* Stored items
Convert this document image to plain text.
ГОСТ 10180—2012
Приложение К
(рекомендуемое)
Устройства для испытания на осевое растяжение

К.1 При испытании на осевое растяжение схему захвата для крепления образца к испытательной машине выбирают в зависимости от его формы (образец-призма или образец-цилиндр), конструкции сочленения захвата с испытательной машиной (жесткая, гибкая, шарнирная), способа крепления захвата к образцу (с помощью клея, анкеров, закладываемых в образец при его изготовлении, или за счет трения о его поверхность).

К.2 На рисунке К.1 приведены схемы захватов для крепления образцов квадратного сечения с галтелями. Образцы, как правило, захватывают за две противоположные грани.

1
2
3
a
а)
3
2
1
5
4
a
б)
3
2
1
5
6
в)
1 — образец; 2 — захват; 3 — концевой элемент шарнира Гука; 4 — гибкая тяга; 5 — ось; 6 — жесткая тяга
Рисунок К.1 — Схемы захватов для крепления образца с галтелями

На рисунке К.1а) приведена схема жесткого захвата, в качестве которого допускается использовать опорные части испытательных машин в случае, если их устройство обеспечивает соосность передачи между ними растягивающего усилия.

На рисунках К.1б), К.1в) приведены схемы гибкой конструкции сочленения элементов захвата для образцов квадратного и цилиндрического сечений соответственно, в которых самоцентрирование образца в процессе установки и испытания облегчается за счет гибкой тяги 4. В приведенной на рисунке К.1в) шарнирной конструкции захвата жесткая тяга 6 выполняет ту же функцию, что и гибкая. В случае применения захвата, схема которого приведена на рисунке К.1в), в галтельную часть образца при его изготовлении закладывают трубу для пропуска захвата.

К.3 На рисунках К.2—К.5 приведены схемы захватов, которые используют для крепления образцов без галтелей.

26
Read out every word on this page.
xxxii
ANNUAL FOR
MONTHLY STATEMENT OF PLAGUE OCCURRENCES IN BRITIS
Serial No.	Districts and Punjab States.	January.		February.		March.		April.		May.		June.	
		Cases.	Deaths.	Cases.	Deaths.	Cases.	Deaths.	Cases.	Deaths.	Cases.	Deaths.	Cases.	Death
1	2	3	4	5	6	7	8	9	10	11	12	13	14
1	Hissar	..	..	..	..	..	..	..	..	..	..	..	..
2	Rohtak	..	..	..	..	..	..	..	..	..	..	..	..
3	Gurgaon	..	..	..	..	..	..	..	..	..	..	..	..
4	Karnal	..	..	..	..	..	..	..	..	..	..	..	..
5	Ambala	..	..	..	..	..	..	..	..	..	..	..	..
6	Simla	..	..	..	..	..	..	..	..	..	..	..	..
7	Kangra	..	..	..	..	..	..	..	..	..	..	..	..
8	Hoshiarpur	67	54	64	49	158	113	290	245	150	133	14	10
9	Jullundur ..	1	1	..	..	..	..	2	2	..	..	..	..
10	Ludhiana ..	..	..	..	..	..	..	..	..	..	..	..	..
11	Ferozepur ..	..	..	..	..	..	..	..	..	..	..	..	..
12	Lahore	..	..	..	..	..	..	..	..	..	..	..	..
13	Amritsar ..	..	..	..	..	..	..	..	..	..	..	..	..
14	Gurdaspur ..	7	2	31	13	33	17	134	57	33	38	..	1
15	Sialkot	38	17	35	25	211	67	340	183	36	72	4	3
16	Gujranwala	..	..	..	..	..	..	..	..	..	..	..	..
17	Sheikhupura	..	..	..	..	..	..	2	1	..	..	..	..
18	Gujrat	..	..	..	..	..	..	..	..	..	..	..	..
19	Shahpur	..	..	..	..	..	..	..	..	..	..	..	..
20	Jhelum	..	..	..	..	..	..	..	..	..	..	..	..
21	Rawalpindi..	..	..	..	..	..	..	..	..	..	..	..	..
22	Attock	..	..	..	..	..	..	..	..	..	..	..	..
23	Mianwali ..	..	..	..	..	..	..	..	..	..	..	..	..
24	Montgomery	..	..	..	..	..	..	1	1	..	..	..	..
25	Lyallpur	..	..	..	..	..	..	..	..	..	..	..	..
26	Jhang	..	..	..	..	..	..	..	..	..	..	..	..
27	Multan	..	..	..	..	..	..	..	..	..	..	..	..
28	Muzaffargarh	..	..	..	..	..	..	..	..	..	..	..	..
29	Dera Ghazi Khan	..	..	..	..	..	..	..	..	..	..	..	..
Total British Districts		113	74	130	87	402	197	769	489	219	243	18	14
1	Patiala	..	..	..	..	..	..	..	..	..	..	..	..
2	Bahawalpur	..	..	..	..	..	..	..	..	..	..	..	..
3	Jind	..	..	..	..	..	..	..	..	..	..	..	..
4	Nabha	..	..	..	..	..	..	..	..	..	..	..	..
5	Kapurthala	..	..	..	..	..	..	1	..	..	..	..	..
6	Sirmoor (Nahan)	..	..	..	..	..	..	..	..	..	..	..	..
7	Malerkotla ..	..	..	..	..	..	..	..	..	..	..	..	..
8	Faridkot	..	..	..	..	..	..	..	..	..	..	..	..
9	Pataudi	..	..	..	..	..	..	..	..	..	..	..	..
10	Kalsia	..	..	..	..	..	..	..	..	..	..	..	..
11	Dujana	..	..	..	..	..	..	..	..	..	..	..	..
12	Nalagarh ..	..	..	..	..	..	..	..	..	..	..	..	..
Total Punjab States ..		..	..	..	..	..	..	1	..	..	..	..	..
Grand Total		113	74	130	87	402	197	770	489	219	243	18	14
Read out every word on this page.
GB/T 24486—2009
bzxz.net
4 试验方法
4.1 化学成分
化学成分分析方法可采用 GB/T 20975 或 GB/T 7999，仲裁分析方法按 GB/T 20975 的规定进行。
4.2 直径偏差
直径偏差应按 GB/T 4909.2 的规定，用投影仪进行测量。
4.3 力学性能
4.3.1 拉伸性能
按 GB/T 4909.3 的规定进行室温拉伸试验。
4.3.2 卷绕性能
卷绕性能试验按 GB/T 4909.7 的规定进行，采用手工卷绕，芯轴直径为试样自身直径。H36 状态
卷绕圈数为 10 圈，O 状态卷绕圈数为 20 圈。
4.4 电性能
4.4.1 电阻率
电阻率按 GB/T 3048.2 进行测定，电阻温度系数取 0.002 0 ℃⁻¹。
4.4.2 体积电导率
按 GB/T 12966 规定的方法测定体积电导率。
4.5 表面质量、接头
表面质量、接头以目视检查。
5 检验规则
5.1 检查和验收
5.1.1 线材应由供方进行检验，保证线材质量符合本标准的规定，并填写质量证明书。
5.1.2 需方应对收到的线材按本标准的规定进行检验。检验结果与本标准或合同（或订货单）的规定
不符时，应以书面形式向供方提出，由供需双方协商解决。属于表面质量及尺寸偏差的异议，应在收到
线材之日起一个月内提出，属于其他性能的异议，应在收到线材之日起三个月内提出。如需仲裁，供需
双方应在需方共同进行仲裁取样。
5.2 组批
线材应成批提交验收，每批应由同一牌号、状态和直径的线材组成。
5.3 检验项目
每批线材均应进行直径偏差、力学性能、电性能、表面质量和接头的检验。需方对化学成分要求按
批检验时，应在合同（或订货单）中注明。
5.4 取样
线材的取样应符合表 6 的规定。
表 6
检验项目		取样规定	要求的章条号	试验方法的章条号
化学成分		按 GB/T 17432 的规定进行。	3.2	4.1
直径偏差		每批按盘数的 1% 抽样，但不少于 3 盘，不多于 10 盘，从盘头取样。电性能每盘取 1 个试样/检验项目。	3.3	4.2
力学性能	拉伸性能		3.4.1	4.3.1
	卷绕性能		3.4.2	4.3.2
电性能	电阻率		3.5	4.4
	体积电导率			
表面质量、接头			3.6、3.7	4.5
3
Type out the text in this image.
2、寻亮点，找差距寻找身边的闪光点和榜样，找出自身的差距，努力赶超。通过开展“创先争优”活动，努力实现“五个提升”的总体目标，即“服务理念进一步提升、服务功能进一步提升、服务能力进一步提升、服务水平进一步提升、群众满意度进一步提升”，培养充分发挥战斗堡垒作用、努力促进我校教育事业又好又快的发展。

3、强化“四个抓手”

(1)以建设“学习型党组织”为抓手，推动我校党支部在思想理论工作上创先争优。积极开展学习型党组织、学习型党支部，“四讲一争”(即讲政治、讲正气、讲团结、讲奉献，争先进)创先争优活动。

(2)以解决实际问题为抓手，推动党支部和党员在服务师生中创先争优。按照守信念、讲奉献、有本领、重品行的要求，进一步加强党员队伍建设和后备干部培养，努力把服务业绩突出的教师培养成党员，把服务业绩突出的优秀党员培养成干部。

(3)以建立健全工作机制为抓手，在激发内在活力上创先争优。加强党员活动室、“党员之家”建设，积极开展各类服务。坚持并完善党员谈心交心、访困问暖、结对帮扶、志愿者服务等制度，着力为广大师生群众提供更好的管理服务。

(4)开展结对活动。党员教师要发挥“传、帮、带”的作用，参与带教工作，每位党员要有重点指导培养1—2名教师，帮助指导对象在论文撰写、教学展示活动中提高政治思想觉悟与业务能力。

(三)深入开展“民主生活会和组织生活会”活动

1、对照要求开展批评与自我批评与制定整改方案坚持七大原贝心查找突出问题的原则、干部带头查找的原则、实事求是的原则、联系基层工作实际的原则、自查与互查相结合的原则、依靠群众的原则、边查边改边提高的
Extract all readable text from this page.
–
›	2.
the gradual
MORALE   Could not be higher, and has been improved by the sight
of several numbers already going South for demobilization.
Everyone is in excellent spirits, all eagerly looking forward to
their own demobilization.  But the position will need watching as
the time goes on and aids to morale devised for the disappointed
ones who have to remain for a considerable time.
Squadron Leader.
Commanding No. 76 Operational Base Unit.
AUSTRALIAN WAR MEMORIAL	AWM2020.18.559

* Task details
Copy out every line of the data that includes the word "которого".

* Task response
На рисунке К.1а) приведена схема жесткого захвата, в качестве которого допускается использовать опорные части испытательных машин в случае, если их устройство обеспечивает соосность передачи между ними растягивающего усилия.
На рисунках К.1б), К.1в) приведены схемы гибкой конструкции сочленения элементов захвата для образцов квадратного и цилиндрического сечений соответственно, в которых самоцентрирование образца в процессе установки и испытания облегчается за счет гибкой тяги 4. В приведенной на рисунке К.1в) шарнирной конструкции захвата жесткая тяга 6 выполняет ту же функцию, что и гибкая. В случае применения захвата, схема которого приведена на рисунке К.1в), в галтельную часть образца при его изготовлении закладывают трубу для пропуска захвата.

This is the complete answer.